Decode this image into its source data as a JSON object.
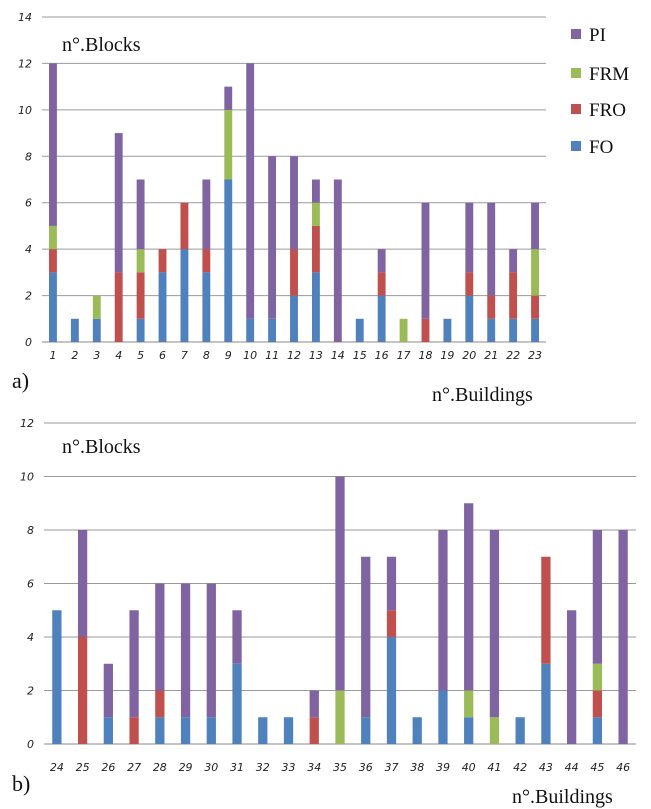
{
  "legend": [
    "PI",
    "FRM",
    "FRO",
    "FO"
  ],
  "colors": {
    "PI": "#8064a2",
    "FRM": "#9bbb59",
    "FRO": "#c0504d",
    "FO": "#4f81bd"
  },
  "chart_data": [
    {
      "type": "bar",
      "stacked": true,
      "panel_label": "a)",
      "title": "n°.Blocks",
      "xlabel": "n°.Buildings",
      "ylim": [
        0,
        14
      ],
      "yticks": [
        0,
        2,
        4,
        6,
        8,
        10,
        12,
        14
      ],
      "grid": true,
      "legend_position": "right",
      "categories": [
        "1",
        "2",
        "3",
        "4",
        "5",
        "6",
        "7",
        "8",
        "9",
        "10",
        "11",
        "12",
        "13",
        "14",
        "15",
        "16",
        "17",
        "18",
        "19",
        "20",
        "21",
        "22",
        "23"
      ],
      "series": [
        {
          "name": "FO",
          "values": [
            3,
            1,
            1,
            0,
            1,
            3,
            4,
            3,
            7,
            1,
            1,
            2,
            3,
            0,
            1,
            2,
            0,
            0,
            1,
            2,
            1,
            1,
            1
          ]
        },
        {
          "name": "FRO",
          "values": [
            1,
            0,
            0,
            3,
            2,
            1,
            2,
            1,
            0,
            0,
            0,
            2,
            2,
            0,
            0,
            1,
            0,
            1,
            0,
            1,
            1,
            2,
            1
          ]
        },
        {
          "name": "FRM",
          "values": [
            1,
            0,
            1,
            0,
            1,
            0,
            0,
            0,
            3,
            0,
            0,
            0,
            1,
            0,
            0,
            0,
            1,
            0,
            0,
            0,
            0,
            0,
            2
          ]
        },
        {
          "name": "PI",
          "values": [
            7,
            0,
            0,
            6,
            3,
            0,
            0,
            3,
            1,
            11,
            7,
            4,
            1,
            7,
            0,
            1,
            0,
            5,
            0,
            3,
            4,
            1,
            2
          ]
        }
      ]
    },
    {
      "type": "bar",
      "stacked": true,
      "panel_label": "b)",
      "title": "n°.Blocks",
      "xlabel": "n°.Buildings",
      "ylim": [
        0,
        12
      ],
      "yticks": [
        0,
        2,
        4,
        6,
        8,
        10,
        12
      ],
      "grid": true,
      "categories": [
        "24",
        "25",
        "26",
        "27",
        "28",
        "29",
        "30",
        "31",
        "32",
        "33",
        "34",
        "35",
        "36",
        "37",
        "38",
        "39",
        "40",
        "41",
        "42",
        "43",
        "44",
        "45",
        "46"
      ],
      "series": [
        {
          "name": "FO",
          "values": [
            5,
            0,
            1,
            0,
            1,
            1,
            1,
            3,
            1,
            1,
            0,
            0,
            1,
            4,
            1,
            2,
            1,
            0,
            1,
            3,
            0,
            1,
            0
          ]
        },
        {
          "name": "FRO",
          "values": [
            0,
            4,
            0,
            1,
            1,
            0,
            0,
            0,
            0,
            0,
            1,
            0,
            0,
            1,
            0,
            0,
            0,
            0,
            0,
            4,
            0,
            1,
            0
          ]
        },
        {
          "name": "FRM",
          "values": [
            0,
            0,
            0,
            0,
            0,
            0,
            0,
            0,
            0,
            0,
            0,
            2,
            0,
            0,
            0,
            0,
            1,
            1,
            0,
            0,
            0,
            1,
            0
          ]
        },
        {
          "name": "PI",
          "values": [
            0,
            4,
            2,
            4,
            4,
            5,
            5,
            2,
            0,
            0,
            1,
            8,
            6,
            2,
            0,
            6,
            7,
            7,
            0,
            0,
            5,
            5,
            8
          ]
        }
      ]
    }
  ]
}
------------------------------
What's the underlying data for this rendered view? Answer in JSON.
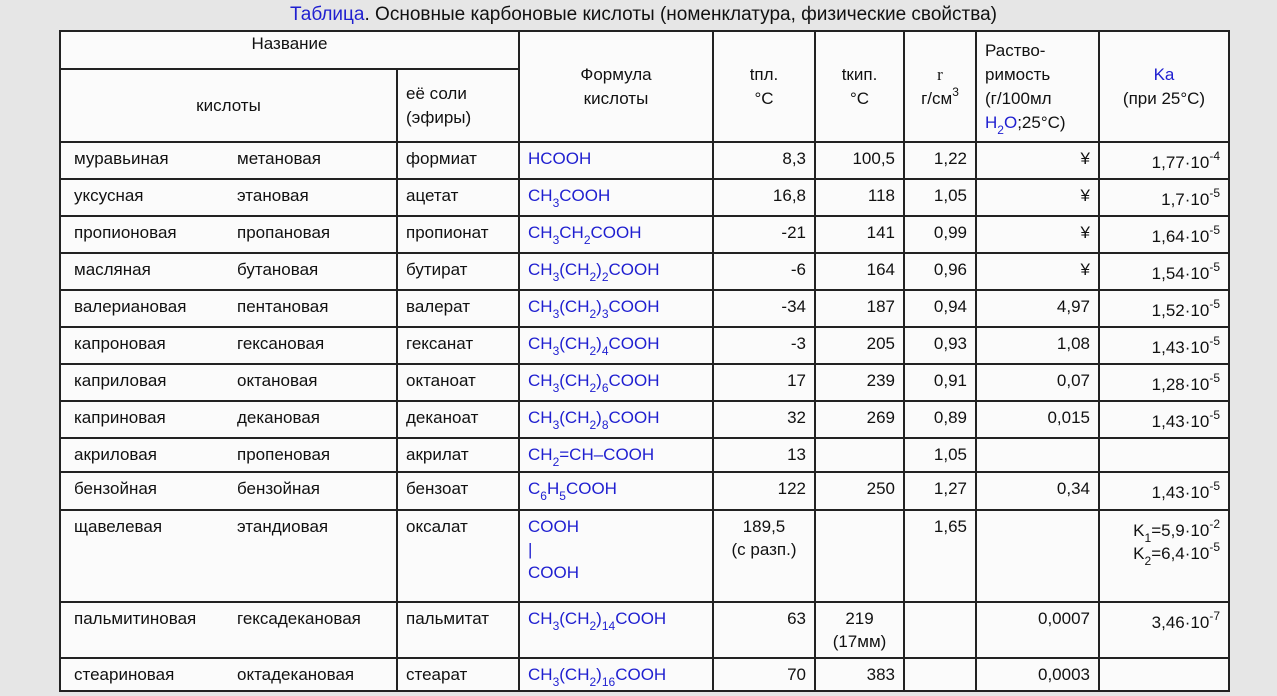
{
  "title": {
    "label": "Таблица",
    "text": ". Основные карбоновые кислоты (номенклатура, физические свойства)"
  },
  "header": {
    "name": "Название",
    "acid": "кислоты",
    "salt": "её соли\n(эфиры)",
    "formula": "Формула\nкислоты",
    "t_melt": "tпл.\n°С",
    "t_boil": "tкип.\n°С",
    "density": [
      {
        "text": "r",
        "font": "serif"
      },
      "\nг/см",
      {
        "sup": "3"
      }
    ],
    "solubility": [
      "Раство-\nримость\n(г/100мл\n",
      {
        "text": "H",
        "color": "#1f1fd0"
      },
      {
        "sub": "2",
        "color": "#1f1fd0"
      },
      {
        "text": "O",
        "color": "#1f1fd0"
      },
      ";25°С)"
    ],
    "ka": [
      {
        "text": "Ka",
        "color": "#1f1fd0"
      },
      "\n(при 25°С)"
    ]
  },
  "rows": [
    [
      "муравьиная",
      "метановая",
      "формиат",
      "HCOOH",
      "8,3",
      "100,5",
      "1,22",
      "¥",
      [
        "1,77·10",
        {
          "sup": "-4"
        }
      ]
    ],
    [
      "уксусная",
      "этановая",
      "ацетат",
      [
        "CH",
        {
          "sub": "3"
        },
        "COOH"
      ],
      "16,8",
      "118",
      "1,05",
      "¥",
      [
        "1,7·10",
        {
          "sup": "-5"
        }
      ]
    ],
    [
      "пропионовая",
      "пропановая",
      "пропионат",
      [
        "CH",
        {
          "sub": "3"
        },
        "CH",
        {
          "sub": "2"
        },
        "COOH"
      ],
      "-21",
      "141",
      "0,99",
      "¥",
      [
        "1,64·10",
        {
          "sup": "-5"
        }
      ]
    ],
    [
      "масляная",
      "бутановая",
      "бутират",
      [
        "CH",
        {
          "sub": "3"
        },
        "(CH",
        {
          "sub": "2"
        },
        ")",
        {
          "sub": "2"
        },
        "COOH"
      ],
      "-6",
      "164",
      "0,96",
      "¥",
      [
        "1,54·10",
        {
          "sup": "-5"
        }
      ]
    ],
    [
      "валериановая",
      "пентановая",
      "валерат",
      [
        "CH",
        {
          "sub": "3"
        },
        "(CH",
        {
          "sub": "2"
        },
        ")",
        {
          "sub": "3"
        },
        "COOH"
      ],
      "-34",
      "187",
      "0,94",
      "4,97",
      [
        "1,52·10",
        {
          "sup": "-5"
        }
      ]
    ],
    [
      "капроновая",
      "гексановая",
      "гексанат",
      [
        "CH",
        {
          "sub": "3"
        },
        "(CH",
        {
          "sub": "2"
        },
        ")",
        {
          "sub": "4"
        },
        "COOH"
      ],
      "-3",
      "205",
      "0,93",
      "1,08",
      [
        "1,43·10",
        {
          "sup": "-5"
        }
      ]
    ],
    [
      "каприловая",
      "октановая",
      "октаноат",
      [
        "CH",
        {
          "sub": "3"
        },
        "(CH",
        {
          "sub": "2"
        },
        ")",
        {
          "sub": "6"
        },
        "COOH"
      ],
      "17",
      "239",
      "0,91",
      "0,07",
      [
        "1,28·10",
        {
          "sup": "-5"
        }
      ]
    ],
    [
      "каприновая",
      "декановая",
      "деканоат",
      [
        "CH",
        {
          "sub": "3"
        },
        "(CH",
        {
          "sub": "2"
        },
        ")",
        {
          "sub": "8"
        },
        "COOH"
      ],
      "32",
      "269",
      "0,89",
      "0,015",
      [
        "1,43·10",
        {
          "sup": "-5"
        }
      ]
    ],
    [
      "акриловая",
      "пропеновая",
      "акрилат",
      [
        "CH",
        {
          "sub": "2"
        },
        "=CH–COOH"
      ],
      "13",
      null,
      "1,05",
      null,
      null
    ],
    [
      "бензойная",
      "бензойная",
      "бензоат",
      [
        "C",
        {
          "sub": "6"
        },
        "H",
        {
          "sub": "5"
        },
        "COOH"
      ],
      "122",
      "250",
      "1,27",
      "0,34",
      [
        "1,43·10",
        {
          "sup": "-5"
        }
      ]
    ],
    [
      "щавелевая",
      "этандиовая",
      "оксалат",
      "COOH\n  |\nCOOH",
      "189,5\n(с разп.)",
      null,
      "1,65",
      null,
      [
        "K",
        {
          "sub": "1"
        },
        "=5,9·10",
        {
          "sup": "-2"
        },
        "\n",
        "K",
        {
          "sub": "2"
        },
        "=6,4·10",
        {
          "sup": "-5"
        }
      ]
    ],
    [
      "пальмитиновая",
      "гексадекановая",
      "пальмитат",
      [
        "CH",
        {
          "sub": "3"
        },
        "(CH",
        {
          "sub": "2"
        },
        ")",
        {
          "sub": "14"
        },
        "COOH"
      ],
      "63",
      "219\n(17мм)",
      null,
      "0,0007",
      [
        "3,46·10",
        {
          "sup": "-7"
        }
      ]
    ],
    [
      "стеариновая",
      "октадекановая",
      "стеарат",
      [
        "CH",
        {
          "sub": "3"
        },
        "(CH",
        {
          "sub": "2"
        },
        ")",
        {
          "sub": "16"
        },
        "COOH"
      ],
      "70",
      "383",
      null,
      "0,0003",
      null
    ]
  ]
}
------------------------------
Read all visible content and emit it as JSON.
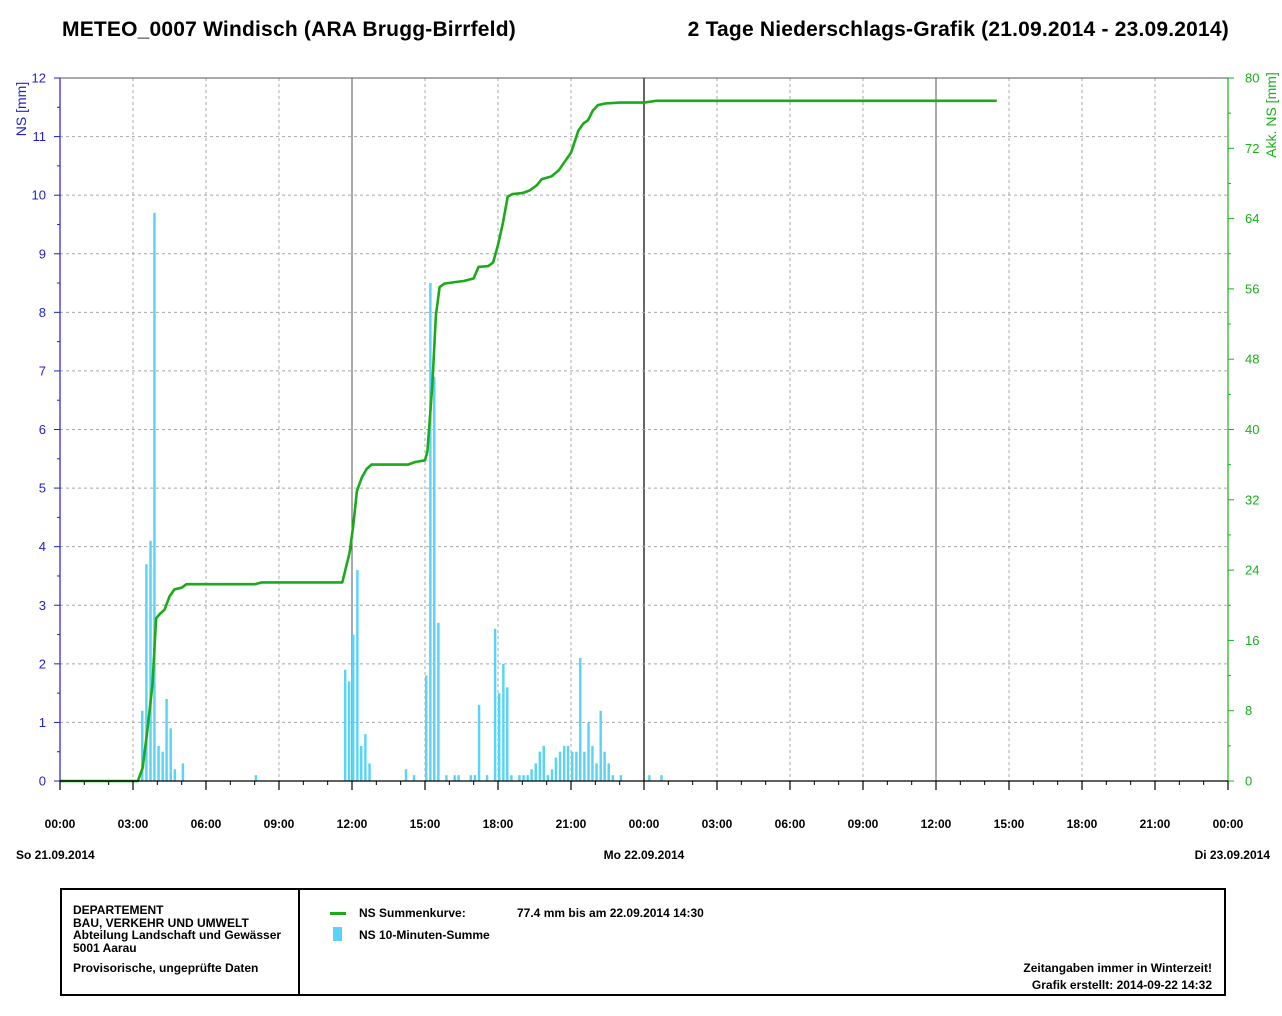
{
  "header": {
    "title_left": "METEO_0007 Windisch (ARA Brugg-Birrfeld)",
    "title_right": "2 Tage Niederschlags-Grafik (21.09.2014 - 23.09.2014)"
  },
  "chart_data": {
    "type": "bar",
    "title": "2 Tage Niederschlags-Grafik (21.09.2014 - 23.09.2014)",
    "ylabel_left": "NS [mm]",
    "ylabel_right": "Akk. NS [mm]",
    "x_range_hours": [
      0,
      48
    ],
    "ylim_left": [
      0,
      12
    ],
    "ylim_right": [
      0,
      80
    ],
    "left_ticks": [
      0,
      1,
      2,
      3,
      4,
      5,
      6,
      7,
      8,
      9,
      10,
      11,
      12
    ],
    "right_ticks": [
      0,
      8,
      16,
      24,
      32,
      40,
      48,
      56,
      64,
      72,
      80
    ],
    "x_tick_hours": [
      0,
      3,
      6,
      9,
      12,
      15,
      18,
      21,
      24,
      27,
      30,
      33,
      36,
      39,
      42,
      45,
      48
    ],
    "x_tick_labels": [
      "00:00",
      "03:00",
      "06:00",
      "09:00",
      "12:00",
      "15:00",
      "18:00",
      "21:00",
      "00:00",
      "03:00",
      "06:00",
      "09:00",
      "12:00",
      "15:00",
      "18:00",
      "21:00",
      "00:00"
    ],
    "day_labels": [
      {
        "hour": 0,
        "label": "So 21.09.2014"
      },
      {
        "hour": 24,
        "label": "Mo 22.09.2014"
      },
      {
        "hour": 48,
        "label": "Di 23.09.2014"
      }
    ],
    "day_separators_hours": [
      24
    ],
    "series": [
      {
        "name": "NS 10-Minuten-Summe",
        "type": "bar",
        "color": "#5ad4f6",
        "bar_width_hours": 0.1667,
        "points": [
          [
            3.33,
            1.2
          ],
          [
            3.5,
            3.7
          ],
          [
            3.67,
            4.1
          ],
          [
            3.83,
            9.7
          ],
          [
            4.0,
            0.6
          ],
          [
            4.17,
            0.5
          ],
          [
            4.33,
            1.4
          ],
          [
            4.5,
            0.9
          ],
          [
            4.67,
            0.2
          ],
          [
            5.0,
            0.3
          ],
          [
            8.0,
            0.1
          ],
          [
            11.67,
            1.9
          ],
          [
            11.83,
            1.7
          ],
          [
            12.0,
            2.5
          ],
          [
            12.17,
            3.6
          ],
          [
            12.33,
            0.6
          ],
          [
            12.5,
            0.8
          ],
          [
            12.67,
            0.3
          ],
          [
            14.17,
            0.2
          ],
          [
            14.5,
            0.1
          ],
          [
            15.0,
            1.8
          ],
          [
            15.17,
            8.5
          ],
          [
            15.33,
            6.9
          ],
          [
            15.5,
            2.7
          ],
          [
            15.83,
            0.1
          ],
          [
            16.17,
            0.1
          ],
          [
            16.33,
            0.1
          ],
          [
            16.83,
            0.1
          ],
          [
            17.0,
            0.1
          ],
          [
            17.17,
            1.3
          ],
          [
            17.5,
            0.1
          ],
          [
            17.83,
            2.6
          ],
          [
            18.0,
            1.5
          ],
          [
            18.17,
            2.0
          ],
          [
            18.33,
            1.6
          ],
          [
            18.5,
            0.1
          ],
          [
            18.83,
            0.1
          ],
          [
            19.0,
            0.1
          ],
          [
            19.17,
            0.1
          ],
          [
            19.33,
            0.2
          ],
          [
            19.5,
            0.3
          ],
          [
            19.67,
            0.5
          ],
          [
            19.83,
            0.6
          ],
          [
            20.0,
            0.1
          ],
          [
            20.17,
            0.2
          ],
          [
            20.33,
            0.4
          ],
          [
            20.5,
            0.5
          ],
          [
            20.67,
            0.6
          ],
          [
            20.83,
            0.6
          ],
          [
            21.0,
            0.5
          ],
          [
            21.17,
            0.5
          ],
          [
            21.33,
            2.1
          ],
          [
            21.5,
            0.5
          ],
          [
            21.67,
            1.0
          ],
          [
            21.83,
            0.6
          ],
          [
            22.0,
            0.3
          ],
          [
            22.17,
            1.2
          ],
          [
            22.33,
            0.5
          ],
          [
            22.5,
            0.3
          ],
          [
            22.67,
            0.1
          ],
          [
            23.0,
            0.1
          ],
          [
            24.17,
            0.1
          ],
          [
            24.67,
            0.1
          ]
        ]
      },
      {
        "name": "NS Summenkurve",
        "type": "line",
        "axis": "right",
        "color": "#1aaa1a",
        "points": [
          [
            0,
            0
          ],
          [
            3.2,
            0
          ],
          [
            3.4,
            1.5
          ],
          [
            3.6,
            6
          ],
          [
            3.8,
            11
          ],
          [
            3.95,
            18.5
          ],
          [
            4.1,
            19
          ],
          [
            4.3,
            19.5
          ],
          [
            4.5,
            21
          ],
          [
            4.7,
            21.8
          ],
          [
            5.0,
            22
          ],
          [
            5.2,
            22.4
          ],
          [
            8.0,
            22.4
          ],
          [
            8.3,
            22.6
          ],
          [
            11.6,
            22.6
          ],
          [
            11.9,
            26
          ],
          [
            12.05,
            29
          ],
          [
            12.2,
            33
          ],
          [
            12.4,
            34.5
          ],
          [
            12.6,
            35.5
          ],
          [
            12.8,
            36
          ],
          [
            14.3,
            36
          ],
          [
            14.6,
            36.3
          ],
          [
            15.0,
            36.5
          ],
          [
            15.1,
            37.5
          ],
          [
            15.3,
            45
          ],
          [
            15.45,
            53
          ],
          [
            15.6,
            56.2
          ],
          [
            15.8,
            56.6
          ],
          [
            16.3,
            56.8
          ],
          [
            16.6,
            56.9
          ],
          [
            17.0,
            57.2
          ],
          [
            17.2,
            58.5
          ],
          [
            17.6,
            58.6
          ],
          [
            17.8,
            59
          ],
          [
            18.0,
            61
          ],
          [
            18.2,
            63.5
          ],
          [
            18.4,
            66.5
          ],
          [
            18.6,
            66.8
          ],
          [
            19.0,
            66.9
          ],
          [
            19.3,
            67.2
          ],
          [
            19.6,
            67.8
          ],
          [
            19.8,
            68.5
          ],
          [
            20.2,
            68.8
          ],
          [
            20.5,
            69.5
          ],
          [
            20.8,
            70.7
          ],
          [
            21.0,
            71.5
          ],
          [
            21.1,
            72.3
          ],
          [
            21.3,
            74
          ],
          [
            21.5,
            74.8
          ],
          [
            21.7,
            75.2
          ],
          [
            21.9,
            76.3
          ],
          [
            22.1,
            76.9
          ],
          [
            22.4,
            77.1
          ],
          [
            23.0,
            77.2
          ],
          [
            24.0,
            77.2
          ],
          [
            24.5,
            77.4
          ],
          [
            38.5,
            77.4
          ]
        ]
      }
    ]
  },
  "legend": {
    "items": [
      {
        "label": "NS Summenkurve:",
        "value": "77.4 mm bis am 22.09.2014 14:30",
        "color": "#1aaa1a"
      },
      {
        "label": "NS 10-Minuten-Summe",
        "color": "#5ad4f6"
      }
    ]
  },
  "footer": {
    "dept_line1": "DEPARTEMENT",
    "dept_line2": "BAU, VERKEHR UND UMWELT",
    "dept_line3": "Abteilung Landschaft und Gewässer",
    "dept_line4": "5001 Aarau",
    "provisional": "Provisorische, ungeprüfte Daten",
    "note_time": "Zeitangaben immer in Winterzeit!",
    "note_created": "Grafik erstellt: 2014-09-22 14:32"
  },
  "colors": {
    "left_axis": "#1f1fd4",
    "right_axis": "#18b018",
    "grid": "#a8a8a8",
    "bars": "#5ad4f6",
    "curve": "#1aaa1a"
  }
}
------------------------------
▶ TASK DETAILS:
Write only the number of lines in the records that include the word "text".

▶ EXERCISE OUTPUT:
5